(Collected data entries)

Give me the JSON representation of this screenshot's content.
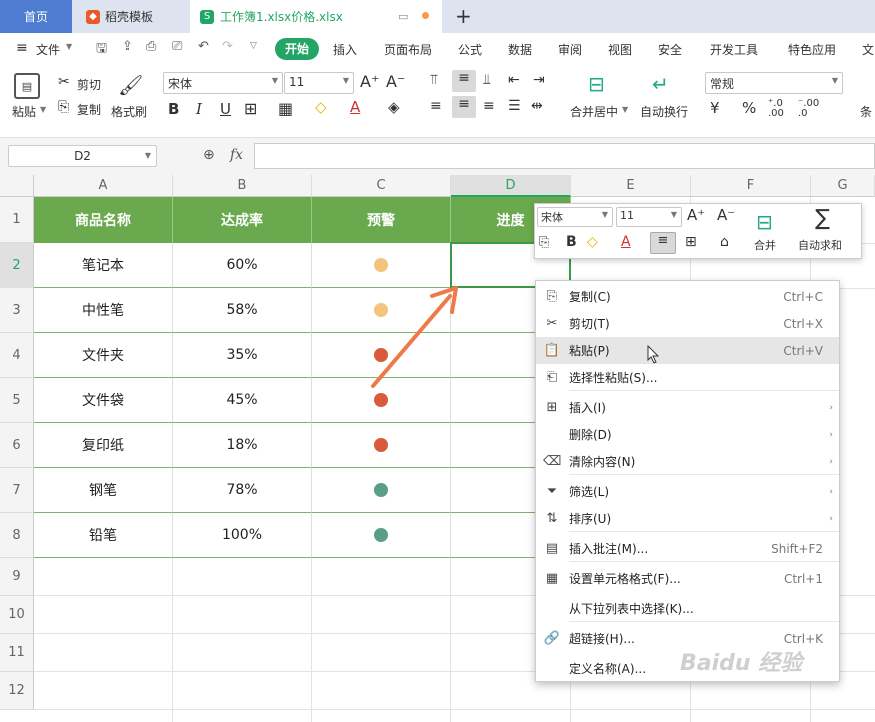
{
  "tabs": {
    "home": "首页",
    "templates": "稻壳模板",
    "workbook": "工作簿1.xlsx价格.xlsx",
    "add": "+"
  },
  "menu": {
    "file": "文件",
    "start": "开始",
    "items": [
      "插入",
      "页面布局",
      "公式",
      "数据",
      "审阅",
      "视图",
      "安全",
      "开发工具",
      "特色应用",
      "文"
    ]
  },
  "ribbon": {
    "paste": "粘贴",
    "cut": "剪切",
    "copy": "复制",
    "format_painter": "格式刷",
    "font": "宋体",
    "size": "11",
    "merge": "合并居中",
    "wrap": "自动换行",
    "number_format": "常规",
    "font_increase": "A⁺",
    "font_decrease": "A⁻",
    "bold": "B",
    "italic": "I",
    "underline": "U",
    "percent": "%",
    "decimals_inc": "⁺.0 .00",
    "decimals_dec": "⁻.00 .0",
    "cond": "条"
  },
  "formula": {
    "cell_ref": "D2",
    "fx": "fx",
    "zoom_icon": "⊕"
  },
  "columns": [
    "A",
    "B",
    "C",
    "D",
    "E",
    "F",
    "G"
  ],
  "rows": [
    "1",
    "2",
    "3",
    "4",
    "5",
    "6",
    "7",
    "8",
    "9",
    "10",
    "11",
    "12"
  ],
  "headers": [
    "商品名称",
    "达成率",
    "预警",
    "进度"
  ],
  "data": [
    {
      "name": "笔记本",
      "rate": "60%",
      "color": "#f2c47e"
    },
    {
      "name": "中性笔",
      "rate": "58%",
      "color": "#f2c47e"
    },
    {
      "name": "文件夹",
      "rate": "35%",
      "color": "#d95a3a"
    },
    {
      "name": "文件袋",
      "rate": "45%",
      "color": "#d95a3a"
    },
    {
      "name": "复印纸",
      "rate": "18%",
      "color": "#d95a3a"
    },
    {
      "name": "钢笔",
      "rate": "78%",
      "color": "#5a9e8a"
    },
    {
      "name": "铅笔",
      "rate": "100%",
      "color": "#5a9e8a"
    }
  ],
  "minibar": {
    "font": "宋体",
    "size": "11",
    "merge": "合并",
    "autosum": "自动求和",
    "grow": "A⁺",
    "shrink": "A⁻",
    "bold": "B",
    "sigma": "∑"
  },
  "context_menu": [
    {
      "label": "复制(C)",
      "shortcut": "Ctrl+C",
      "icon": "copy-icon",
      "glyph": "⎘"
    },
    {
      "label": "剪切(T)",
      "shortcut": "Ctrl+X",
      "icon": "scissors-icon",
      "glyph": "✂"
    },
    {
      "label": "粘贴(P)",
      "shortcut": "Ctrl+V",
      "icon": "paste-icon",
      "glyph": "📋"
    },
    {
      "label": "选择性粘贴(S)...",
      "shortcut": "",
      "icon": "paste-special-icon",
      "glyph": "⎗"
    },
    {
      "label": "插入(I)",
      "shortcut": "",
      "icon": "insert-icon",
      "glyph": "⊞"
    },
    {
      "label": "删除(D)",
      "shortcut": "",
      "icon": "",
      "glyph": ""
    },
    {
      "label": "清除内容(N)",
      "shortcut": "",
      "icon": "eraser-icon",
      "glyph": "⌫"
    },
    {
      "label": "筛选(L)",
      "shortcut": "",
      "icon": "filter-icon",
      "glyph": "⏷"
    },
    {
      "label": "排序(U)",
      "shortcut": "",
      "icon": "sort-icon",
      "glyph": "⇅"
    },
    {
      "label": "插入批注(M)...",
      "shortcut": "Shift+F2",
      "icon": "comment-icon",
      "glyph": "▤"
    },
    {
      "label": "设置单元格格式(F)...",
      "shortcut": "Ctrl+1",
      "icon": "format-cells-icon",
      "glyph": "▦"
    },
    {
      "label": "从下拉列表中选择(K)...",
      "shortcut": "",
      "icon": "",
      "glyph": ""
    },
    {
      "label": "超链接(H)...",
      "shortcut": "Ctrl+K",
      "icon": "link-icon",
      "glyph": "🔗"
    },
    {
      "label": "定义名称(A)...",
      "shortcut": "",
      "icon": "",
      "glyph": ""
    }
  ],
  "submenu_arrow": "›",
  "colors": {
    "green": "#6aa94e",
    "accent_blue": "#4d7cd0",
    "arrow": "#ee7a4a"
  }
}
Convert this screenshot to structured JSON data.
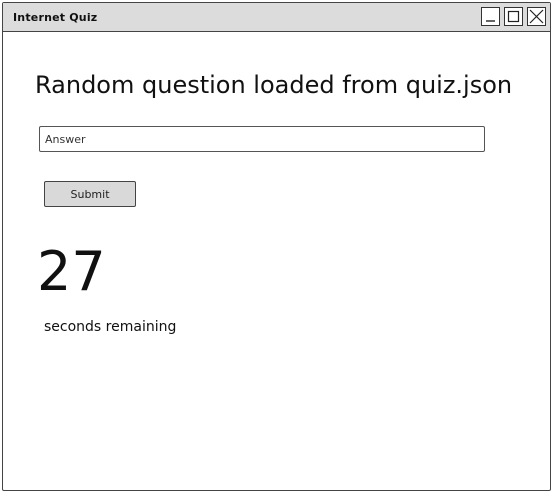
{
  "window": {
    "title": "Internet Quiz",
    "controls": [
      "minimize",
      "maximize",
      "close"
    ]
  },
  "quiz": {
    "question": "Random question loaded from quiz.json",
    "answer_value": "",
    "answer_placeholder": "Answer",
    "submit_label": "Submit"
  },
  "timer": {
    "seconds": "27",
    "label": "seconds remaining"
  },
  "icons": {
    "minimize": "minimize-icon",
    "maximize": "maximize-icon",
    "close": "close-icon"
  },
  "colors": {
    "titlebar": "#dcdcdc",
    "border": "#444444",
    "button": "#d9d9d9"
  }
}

**What is being asked:** From the listing above, collect each line in which the string "paste" appears.

**Reply:**
    "paste": "粘贴",
      "icon": "paste-icon",
      "icon": "paste-special-icon",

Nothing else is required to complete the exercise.